⟨

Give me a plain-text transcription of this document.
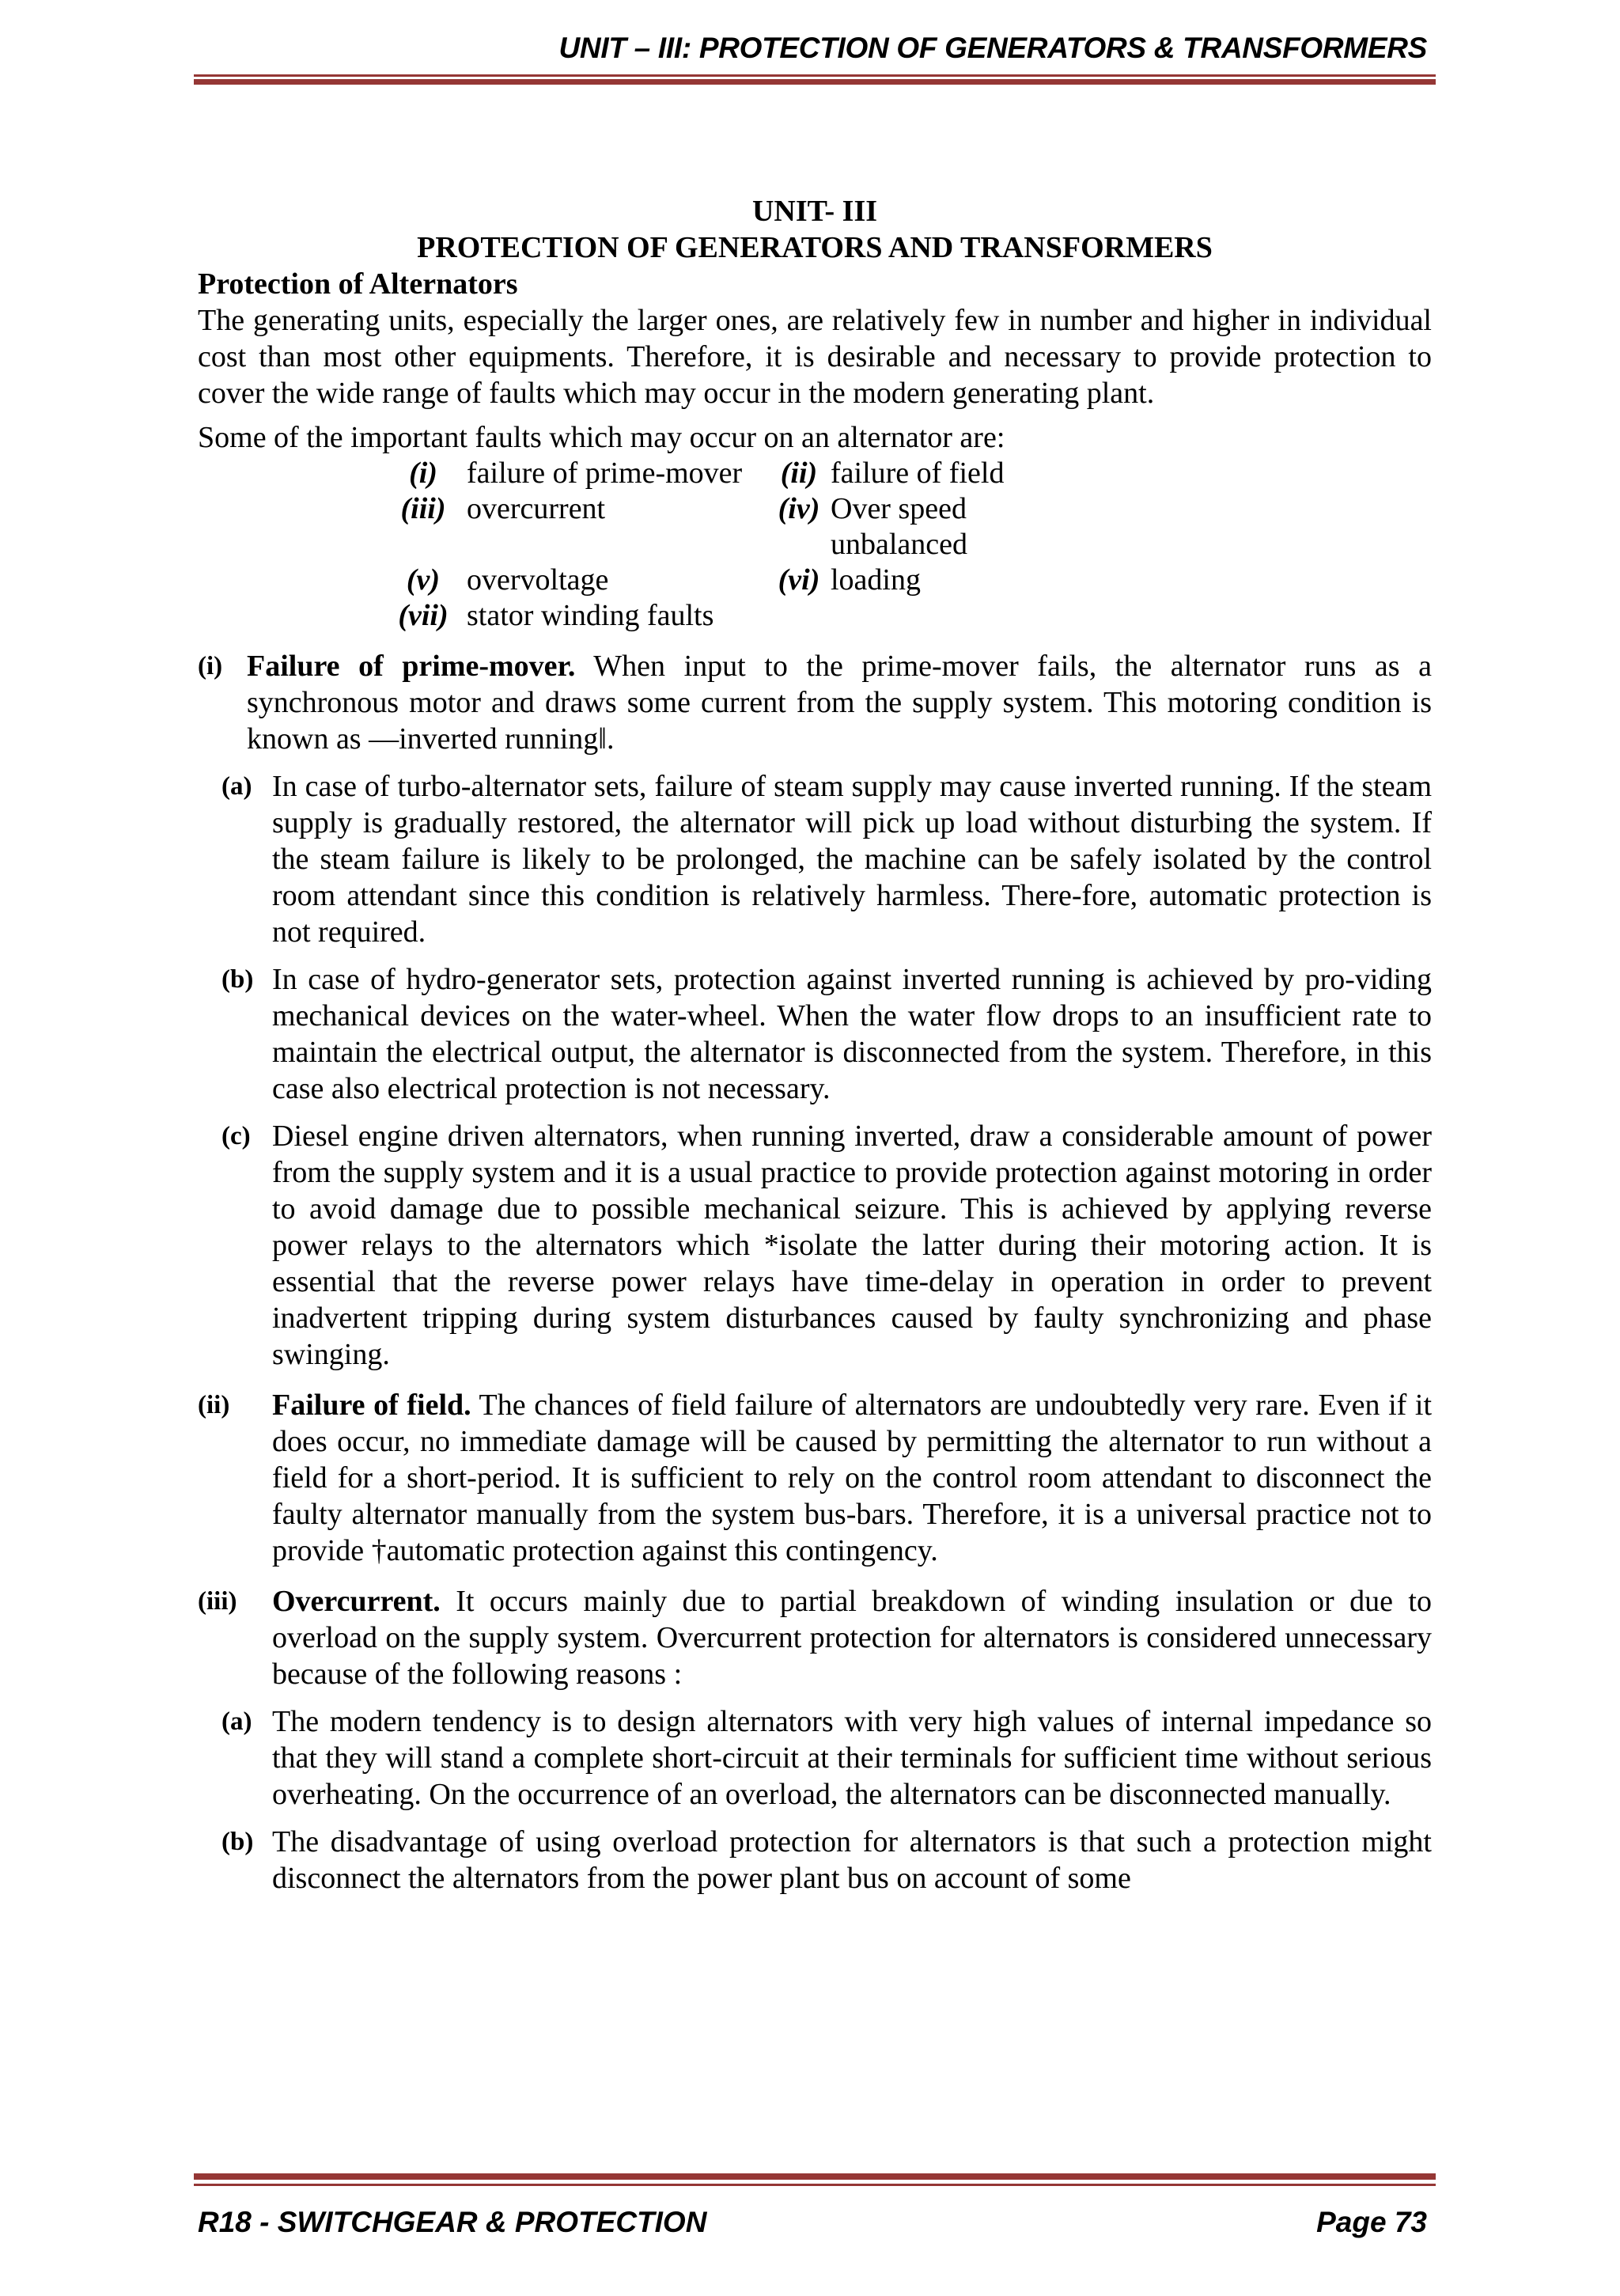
UNIT – III: PROTECTION OF GENERATORS & TRANSFORMERS

UNIT- III

PROTECTION OF GENERATORS AND TRANSFORMERS

Protection of Alternators

The generating units, especially the larger ones, are relatively few in number and higher in individual cost than most other equipments. Therefore, it is desirable and necessary to provide protection to cover the wide range of faults which may occur in the modern generating plant.

Some of the important faults which may occur on an alternator are:

(i)	failure of prime-mover	(ii)	failure of field
(iii)	overcurrent	(iv)	Over speed
			unbalanced
(v)	overvoltage	(vi)	loading
(vii)	stator winding faults		
(i) Failure of prime-mover. When input to the prime-mover fails, the alternator runs as a synchronous motor and draws some current from the supply system. This motoring condition is known as ―inverted running‖.
(a) In case of turbo-alternator sets, failure of steam supply may cause inverted running. If the steam supply is gradually restored, the alternator will pick up load without disturbing the system. If the steam failure is likely to be prolonged, the machine can be safely isolated by the control room attendant since this condition is relatively harmless. There-fore, automatic protection is not required.
(b) In case of hydro-generator sets, protection against inverted running is achieved by pro-viding mechanical devices on the water-wheel. When the water flow drops to an insufficient rate to maintain the electrical output, the alternator is disconnected from the system. Therefore, in this case also electrical protection is not necessary.
(c) Diesel engine driven alternators, when running inverted, draw a considerable amount of power from the supply system and it is a usual practice to provide protection against motoring in order to avoid damage due to possible mechanical seizure. This is achieved by applying reverse power relays to the alternators which *isolate the latter during their motoring action. It is essential that the reverse power relays have time-delay in operation in order to prevent inadvertent tripping during system disturbances caused by faulty synchronizing and phase swinging.
(ii) Failure of field. The chances of field failure of alternators are undoubtedly very rare. Even if it does occur, no immediate damage will be caused by permitting the alternator to run without a field for a short-period. It is sufficient to rely on the control room attendant to disconnect the faulty alternator manually from the system bus-bars. Therefore, it is a universal practice not to provide †automatic protection against this contingency.
(iii) Overcurrent. It occurs mainly due to partial breakdown of winding insulation or due to overload on the supply system. Overcurrent protection for alternators is considered unnecessary because of the following reasons :
(a) The modern tendency is to design alternators with very high values of internal impedance so that they will stand a complete short-circuit at their terminals for sufficient time without serious overheating. On the occurrence of an overload, the alternators can be disconnected manually.
(b) The disadvantage of using overload protection for alternators is that such a protection might disconnect the alternators from the power plant bus on account of some
R18 - SWITCHGEAR & PROTECTION	Page 73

⟩

Task details — Return each line from the material above exactly, but not the pictures.

The solution —
Give me a plain-text transcription of this document.
UNIT – III: PROTECTION OF GENERATORS & TRANSFORMERS

UNIT- III

PROTECTION OF GENERATORS AND TRANSFORMERS

Protection of Alternators

The generating units, especially the larger ones, are relatively few in number and higher in individual cost than most other equipments. Therefore, it is desirable and necessary to provide protection to cover the wide range of faults which may occur in the modern generating plant.

Some of the important faults which may occur on an alternator are:

(i)	failure of prime-mover	(ii)	failure of field
(iii)	overcurrent	(iv)	Over speed
			unbalanced
(v)	overvoltage	(vi)	loading
(vii)	stator winding faults		
(i) Failure of prime-mover. When input to the prime-mover fails, the alternator runs as a synchronous motor and draws some current from the supply system. This motoring condition is known as ―inverted running‖.
(a) In case of turbo-alternator sets, failure of steam supply may cause inverted running. If the steam supply is gradually restored, the alternator will pick up load without disturbing the system. If the steam failure is likely to be prolonged, the machine can be safely isolated by the control room attendant since this condition is relatively harmless. There-fore, automatic protection is not required.
(b) In case of hydro-generator sets, protection against inverted running is achieved by pro-viding mechanical devices on the water-wheel. When the water flow drops to an insufficient rate to maintain the electrical output, the alternator is disconnected from the system. Therefore, in this case also electrical protection is not necessary.
(c) Diesel engine driven alternators, when running inverted, draw a considerable amount of power from the supply system and it is a usual practice to provide protection against motoring in order to avoid damage due to possible mechanical seizure. This is achieved by applying reverse power relays to the alternators which *isolate the latter during their motoring action. It is essential that the reverse power relays have time-delay in operation in order to prevent inadvertent tripping during system disturbances caused by faulty synchronizing and phase swinging.
(ii) Failure of field. The chances of field failure of alternators are undoubtedly very rare. Even if it does occur, no immediate damage will be caused by permitting the alternator to run without a field for a short-period. It is sufficient to rely on the control room attendant to disconnect the faulty alternator manually from the system bus-bars. Therefore, it is a universal practice not to provide †automatic protection against this contingency.
(iii) Overcurrent. It occurs mainly due to partial breakdown of winding insulation or due to overload on the supply system. Overcurrent protection for alternators is considered unnecessary because of the following reasons :
(a) The modern tendency is to design alternators with very high values of internal impedance so that they will stand a complete short-circuit at their terminals for sufficient time without serious overheating. On the occurrence of an overload, the alternators can be disconnected manually.
(b) The disadvantage of using overload protection for alternators is that such a protection might disconnect the alternators from the power plant bus on account of some
R18 - SWITCHGEAR & PROTECTION	Page 73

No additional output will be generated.